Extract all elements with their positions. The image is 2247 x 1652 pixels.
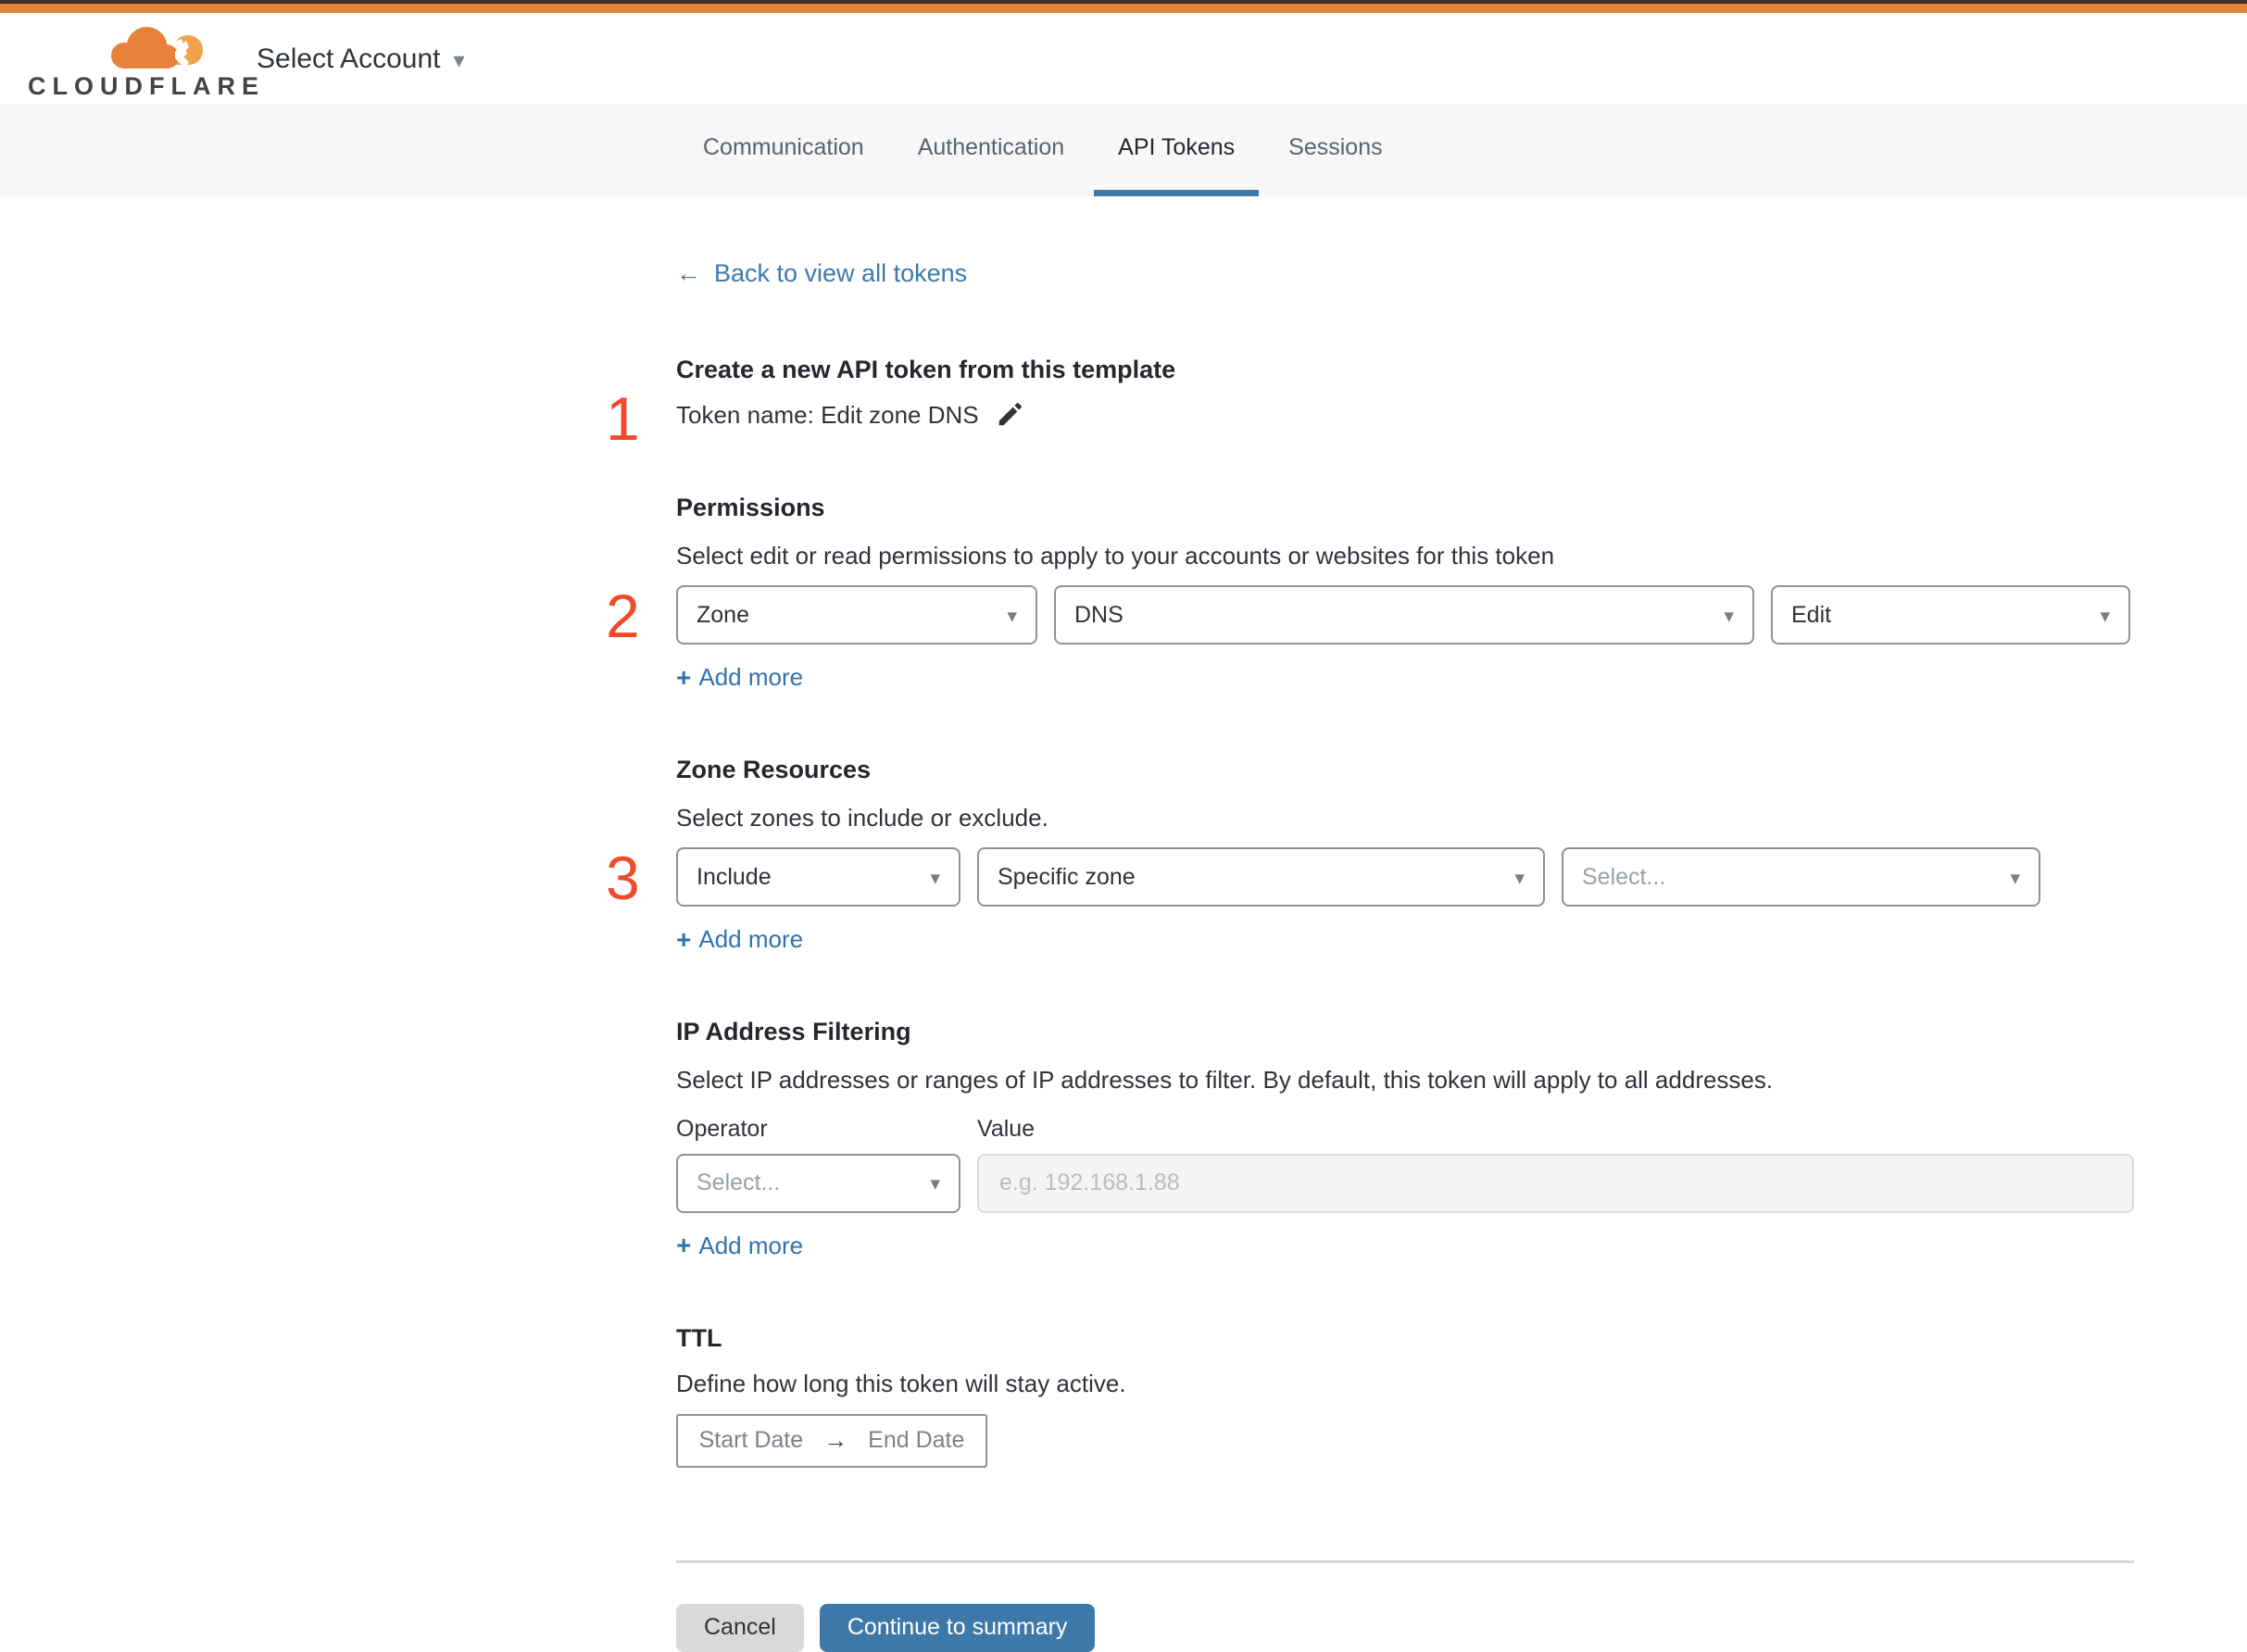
step-number-2: 2: [606, 582, 640, 650]
cloudflare-cloud-icon: [110, 26, 203, 69]
app-header: CLOUDFLARE Select Account ▾: [0, 13, 2247, 105]
ttl-date-range-field[interactable]: Start Date → End Date: [676, 1413, 987, 1468]
continue-to-summary-button[interactable]: Continue to summary: [819, 1603, 1096, 1652]
ttl-description: Define how long this token will stay act…: [676, 1370, 1126, 1398]
token-template-section: Create a new API token from this templat…: [606, 355, 2134, 449]
permissions-title: Permissions: [676, 493, 825, 521]
caret-down-icon: ▾: [2010, 867, 2020, 889]
section-title-create-token: Create a new API token from this templat…: [676, 356, 1176, 383]
account-selector[interactable]: Select Account ▾: [257, 13, 465, 105]
plus-icon: +: [676, 662, 692, 692]
permission-access-value: Edit: [1791, 601, 1832, 628]
cloudflare-wordmark: CLOUDFLARE: [28, 72, 265, 100]
step-number-1: 1: [606, 383, 640, 453]
arrow-right-icon: →: [823, 1426, 848, 1455]
ip-filtering-description: Select IP addresses or ranges of IP addr…: [676, 1066, 1774, 1094]
plus-icon: +: [676, 924, 692, 954]
cancel-button[interactable]: Cancel: [676, 1603, 804, 1652]
add-more-label: Add more: [698, 925, 804, 954]
tab-communication[interactable]: Communication: [679, 105, 888, 196]
ip-operator-select[interactable]: Select... ▾: [676, 1153, 960, 1213]
add-more-label: Add more: [698, 1231, 804, 1259]
ttl-title: TTL: [676, 1323, 722, 1352]
ttl-end-date-placeholder: End Date: [868, 1427, 965, 1454]
token-name-text: Token name: Edit zone DNS: [676, 400, 979, 429]
back-to-tokens-link[interactable]: ← Back to view all tokens: [676, 259, 967, 288]
profile-tabbar: Communication Authentication API Tokens …: [0, 105, 2247, 196]
tab-sessions[interactable]: Sessions: [1264, 105, 1406, 196]
ip-filtering-add-more-link[interactable]: + Add more: [676, 1232, 803, 1260]
permission-resource-select[interactable]: DNS ▾: [1054, 585, 1754, 645]
operator-column-label: Operator: [676, 1115, 768, 1142]
caret-down-icon: ▾: [930, 1173, 940, 1195]
zone-type-select[interactable]: Specific zone ▾: [977, 847, 1545, 907]
footer-divider: [676, 1559, 2134, 1563]
caret-down-icon: ▾: [930, 867, 940, 889]
brand-accent-bar: [0, 4, 2247, 13]
ttl-section: TTL Define how long this token will stay…: [676, 1323, 2134, 1468]
plus-icon: +: [676, 1231, 692, 1259]
caret-down-icon: ▾: [1007, 605, 1017, 627]
back-arrow-icon: ←: [676, 259, 701, 287]
tab-api-tokens[interactable]: API Tokens: [1094, 105, 1260, 196]
zone-mode-select[interactable]: Include ▾: [676, 847, 960, 907]
permissions-description: Select edit or read permissions to apply…: [676, 541, 1555, 569]
ip-filtering-title: IP Address Filtering: [676, 1018, 911, 1046]
back-link-label: Back to view all tokens: [714, 259, 968, 287]
footer-actions: Cancel Continue to summary: [676, 1603, 2134, 1652]
permission-scope-select[interactable]: Zone ▾: [676, 585, 1037, 645]
caret-down-icon: ▾: [1724, 605, 1734, 627]
tab-authentication[interactable]: Authentication: [894, 105, 1088, 196]
zone-resources-section: Zone Resources Select zones to include o…: [606, 755, 2134, 954]
main-content: ← Back to view all tokens Create a new A…: [606, 196, 2134, 1652]
chevron-down-icon: ▾: [453, 47, 465, 73]
zone-picker-select[interactable]: Select... ▾: [1562, 847, 2040, 907]
zone-mode-value: Include: [697, 863, 772, 890]
ip-value-input[interactable]: [977, 1153, 2134, 1213]
account-selector-label: Select Account: [257, 43, 441, 74]
permissions-section: Permissions Select edit or read permissi…: [606, 493, 2134, 692]
permissions-add-more-link[interactable]: + Add more: [676, 663, 803, 692]
add-more-label: Add more: [698, 663, 804, 691]
ip-filtering-section: IP Address Filtering Select IP addresses…: [676, 1017, 2134, 1259]
step-number-3: 3: [606, 844, 640, 913]
permission-resource-value: DNS: [1074, 601, 1124, 628]
caret-down-icon: ▾: [1514, 867, 1525, 889]
ip-operator-placeholder: Select...: [697, 1170, 781, 1195]
permission-scope-value: Zone: [697, 601, 749, 628]
zone-picker-placeholder: Select...: [1582, 863, 1666, 890]
permission-access-select[interactable]: Edit ▾: [1771, 585, 2130, 645]
cloudflare-logo[interactable]: CLOUDFLARE: [28, 20, 265, 100]
zone-resources-title: Zone Resources: [676, 756, 872, 783]
edit-token-name-pencil-icon[interactable]: [996, 401, 1023, 429]
zone-resources-add-more-link[interactable]: + Add more: [676, 925, 803, 954]
zone-resources-description: Select zones to include or exclude.: [676, 803, 1048, 832]
value-column-label: Value: [977, 1115, 1036, 1142]
zone-type-value: Specific zone: [998, 863, 1136, 890]
caret-down-icon: ▾: [2100, 605, 2110, 627]
ttl-start-date-placeholder: Start Date: [698, 1427, 804, 1454]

[TO DO]
In the part that opens with the line containing "step-number-2: 2: [606, 582, 640, 650]" and closes with the line containing "105, 888, 196]", change "Define how long" to "Specify how long". Give only those lines again, with everything else left as it is.

[FINAL ANSWER]
step-number-2: 2: [606, 582, 640, 650]
cloudflare-cloud-icon: [110, 26, 203, 69]
app-header: CLOUDFLARE Select Account ▾: [0, 13, 2247, 105]
ttl-date-range-field[interactable]: Start Date → End Date: [676, 1413, 987, 1468]
continue-to-summary-button[interactable]: Continue to summary: [819, 1603, 1096, 1652]
ttl-description: Specify how long this token will stay act…: [676, 1370, 1126, 1398]
token-template-section: Create a new API token from this templat…: [606, 355, 2134, 449]
permissions-title: Permissions: [676, 493, 825, 521]
caret-down-icon: ▾: [2010, 867, 2020, 889]
section-title-create-token: Create a new API token from this templat…: [676, 356, 1176, 383]
account-selector[interactable]: Select Account ▾: [257, 13, 465, 105]
plus-icon: +: [676, 662, 692, 692]
permission-access-value: Edit: [1791, 601, 1832, 628]
cloudflare-wordmark: CLOUDFLARE: [28, 72, 265, 100]
step-number-1: 1: [606, 383, 640, 453]
arrow-right-icon: →: [823, 1426, 848, 1455]
ip-filtering-description: Select IP addresses or ranges of IP addr…: [676, 1066, 1774, 1094]
plus-icon: +: [676, 924, 692, 954]
cancel-button[interactable]: Cancel: [676, 1603, 804, 1652]
add-more-label: Add more: [698, 925, 804, 954]
tab-communication[interactable]: Communication: [679, 105, 888, 196]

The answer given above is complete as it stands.